■ **Working data**:
##########

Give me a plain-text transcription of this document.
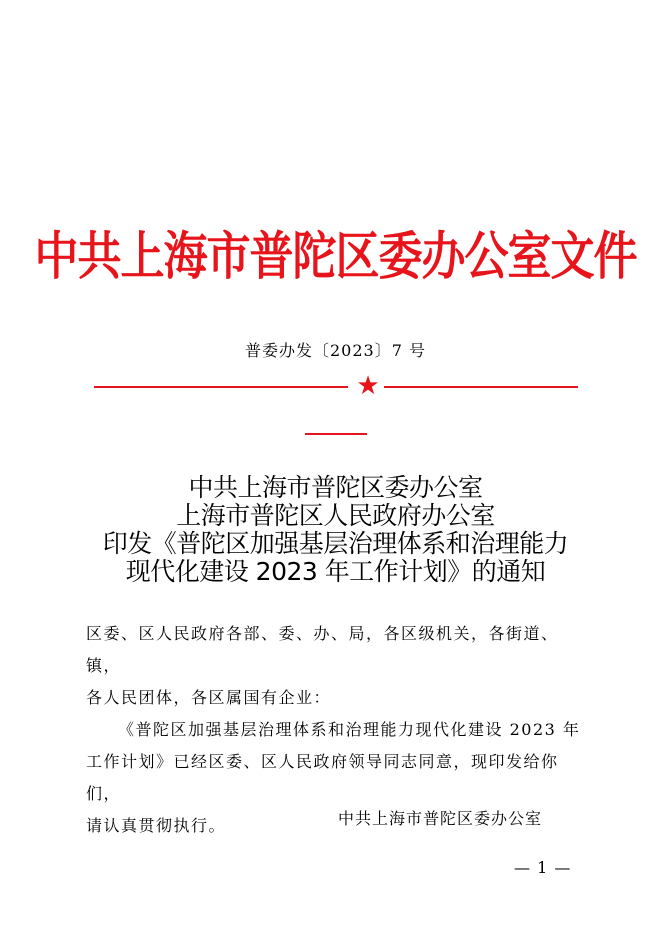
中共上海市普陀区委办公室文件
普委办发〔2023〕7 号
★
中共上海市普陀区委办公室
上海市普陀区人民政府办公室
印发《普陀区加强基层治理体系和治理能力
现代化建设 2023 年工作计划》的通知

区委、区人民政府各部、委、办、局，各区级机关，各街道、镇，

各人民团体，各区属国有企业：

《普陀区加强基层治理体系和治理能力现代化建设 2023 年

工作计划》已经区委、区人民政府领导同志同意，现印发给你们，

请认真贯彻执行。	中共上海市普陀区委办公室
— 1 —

##########

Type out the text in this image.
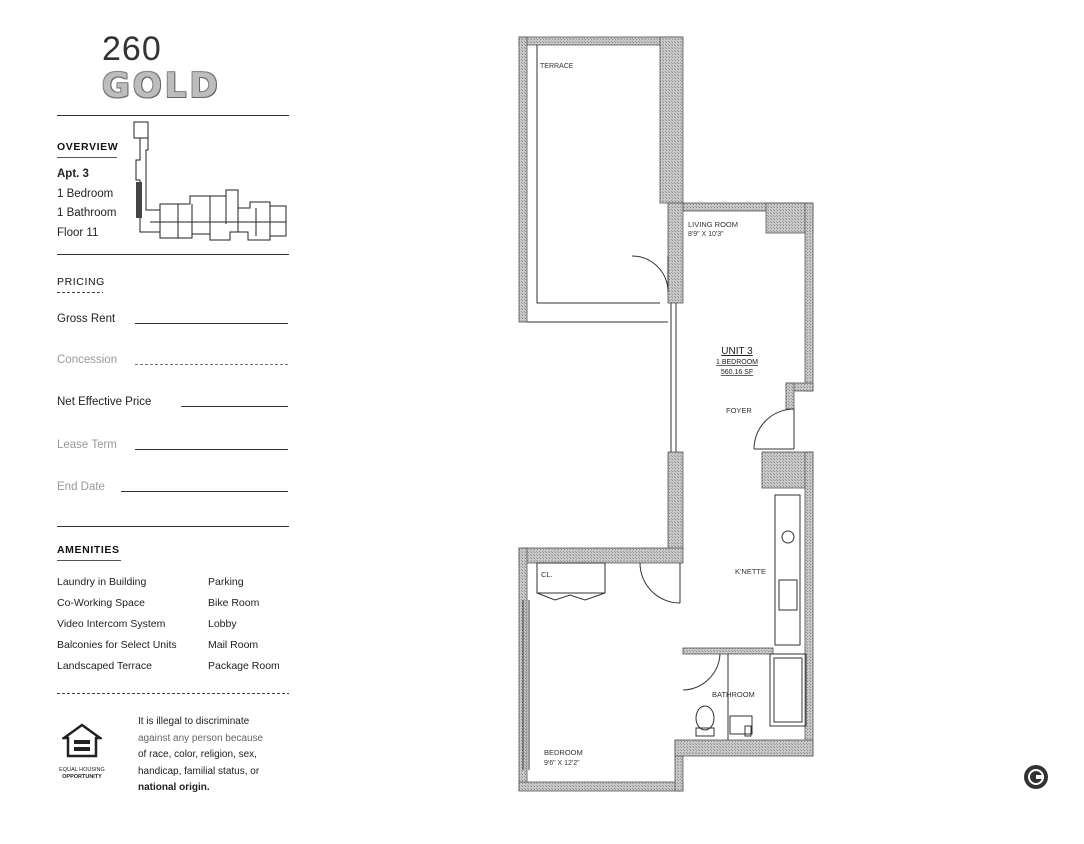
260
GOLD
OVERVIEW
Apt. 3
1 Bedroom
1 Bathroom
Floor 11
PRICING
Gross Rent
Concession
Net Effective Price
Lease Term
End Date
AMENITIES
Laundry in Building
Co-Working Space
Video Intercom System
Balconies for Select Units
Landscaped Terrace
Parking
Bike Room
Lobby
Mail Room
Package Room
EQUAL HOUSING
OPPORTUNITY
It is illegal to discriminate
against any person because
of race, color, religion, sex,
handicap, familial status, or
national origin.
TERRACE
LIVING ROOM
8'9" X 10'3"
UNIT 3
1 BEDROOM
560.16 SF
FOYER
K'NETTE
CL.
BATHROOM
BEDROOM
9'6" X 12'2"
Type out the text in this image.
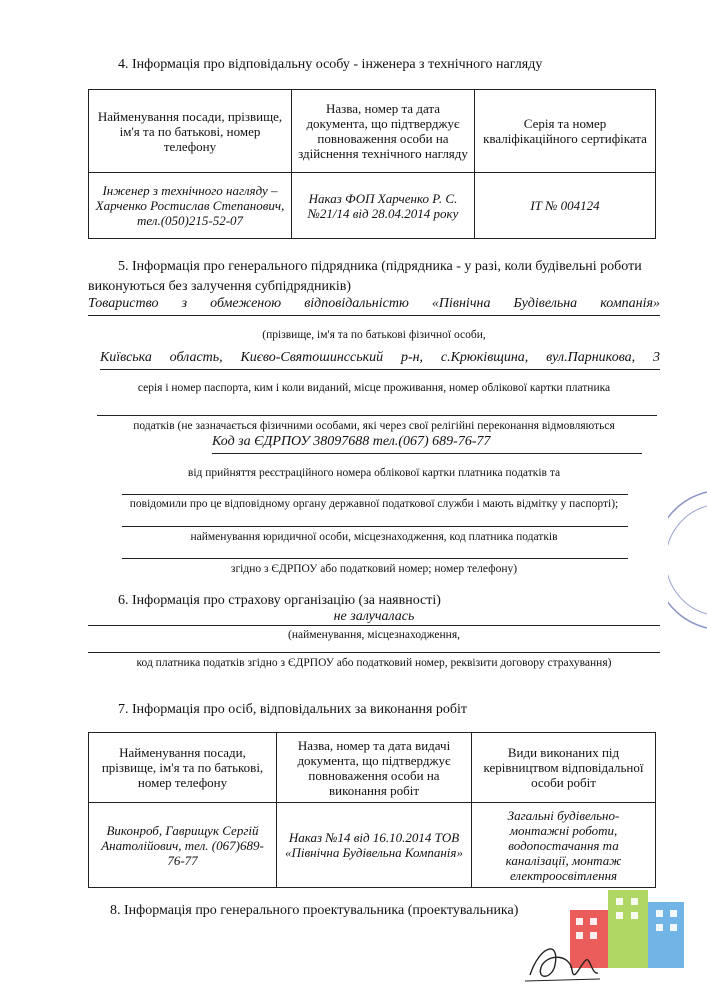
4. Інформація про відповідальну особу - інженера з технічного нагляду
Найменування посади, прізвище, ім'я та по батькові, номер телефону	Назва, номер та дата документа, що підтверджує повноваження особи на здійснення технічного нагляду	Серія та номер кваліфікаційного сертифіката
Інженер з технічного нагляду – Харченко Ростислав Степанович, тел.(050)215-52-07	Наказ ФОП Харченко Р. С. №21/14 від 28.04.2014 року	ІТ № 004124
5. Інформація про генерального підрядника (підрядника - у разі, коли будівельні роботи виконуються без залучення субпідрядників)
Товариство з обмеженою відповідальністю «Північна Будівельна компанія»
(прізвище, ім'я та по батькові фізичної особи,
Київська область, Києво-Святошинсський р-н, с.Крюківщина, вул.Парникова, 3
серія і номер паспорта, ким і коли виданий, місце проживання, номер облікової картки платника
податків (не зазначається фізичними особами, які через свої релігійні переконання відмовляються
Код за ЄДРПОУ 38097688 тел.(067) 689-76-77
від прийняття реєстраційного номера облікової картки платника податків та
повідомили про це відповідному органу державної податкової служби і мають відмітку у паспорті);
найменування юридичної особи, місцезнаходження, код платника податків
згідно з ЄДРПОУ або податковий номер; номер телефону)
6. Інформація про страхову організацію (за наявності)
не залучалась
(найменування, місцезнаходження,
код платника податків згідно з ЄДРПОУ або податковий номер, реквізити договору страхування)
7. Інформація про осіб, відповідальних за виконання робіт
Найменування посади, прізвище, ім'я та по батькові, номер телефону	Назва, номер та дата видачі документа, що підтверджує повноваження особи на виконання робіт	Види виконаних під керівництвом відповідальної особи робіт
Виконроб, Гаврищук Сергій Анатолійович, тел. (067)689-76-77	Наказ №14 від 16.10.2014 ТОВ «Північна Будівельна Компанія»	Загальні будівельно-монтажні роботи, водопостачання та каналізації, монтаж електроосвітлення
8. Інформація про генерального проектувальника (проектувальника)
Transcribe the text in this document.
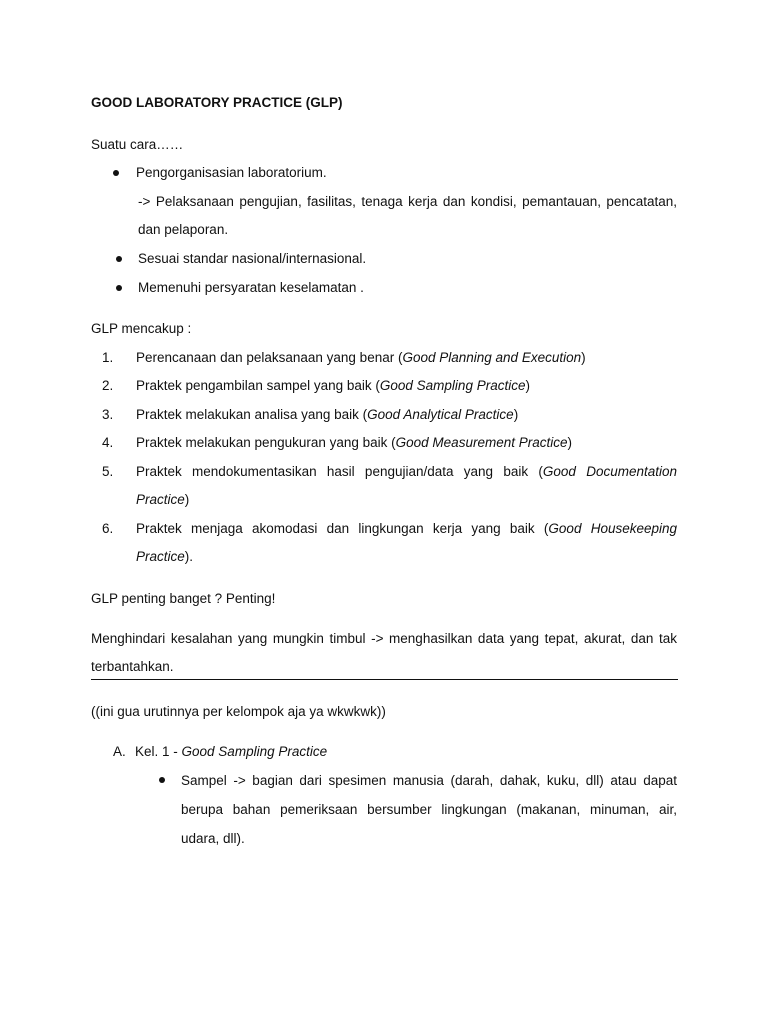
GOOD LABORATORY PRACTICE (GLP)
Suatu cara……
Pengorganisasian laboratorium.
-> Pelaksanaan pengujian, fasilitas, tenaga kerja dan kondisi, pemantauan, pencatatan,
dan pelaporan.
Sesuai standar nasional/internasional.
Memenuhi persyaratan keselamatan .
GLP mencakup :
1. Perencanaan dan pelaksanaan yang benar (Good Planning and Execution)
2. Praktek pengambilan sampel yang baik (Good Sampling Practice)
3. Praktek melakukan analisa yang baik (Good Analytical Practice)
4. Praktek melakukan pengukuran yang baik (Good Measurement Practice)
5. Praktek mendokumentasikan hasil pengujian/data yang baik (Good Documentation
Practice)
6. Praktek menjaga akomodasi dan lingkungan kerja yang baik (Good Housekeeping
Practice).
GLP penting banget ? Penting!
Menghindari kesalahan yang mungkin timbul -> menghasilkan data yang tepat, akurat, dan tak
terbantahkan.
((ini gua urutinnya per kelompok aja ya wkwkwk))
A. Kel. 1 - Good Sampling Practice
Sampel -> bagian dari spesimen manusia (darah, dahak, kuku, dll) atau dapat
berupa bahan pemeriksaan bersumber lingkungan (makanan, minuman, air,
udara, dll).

##########

■ **Requirements**: Using the records above, gather all lines where the string "melakukan" is present.

■ **Answer to this exercise**:
3. Praktek melakukan analisa yang baik (Good Analytical Practice)
4. Praktek melakukan pengukuran yang baik (Good Measurement Practice)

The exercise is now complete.